What needs to be done:
From the entries below, count every line that contains the word "использованных". Please give the number and nothing else.

━━━ Records for processing

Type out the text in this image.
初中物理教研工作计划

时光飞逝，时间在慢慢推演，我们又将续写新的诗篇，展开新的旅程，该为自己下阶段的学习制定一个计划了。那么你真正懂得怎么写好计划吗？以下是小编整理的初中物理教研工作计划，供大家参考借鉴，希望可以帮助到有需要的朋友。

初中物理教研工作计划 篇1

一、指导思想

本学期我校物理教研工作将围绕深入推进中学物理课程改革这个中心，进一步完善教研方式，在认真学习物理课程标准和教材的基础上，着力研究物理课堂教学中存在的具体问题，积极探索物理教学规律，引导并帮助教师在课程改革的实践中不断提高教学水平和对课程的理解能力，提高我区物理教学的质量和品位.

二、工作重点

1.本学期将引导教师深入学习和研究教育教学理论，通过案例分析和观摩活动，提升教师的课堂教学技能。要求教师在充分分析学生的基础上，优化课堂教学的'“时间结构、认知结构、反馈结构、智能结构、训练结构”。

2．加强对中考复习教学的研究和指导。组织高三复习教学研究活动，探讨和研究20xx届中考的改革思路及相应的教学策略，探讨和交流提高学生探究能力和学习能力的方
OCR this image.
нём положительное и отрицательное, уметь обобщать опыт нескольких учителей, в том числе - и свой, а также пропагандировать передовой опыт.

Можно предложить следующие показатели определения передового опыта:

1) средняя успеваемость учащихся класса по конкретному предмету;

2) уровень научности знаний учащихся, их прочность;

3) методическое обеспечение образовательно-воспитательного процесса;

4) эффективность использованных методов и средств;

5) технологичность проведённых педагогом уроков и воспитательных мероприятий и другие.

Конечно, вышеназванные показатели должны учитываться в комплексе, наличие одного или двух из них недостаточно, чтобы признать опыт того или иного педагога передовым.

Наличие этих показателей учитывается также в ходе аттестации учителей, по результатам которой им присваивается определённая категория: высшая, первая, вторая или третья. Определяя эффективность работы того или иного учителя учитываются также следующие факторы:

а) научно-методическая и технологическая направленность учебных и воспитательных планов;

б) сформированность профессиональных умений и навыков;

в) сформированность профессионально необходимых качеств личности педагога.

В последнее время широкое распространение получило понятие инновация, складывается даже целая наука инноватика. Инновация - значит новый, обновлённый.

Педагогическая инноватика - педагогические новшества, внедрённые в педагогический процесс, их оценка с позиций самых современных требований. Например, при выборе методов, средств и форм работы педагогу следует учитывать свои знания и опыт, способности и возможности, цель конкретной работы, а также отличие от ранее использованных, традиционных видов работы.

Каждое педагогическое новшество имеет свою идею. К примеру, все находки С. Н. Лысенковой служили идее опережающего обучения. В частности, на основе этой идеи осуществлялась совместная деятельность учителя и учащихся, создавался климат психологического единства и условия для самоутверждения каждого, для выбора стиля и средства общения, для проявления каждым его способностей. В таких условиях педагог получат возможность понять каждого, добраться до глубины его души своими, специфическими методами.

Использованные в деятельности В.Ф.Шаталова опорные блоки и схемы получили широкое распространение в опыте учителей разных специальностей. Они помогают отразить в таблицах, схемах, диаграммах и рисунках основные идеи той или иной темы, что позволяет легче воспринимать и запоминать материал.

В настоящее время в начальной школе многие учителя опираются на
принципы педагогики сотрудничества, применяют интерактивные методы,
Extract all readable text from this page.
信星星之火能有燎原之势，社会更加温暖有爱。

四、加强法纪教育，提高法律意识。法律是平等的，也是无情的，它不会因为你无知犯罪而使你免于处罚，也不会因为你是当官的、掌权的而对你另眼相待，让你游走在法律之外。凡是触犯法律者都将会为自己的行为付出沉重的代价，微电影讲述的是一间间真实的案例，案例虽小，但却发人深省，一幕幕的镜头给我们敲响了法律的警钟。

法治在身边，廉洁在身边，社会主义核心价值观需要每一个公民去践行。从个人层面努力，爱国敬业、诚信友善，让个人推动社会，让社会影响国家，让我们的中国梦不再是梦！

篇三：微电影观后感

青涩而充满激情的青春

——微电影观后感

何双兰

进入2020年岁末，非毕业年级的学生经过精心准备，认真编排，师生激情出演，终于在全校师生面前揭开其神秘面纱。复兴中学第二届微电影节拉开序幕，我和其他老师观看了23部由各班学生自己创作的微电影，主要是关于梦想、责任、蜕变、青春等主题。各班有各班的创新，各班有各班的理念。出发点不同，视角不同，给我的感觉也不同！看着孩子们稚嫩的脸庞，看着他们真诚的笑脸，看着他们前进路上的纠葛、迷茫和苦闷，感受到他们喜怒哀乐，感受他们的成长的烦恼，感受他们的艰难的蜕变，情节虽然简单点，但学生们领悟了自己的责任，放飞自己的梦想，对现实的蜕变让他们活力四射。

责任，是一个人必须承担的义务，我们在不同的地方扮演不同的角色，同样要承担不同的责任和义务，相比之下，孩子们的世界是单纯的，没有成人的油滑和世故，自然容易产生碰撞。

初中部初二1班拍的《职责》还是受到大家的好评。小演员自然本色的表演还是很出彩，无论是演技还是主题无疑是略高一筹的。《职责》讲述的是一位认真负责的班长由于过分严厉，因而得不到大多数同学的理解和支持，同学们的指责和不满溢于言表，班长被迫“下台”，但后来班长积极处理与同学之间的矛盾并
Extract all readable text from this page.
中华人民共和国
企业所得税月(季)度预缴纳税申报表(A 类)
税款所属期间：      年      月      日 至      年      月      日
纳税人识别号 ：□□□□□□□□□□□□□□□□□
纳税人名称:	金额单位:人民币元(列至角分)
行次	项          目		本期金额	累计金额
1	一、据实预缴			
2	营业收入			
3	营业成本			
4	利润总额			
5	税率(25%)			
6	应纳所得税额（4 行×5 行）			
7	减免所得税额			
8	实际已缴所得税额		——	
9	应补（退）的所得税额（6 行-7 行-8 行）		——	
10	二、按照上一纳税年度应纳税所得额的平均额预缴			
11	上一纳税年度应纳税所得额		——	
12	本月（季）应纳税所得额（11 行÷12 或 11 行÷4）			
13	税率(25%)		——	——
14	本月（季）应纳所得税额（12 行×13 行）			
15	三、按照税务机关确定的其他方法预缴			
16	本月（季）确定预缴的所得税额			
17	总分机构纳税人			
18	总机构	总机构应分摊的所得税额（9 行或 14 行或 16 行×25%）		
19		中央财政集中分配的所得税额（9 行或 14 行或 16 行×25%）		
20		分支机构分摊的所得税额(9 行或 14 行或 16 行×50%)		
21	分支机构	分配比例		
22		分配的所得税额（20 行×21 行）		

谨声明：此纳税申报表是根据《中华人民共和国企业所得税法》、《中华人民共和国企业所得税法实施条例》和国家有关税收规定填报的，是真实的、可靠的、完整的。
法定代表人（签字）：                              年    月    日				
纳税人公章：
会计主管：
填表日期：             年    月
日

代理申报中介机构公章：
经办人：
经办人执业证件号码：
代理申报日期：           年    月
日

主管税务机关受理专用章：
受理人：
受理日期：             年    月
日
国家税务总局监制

━━━━━━

Output below:
2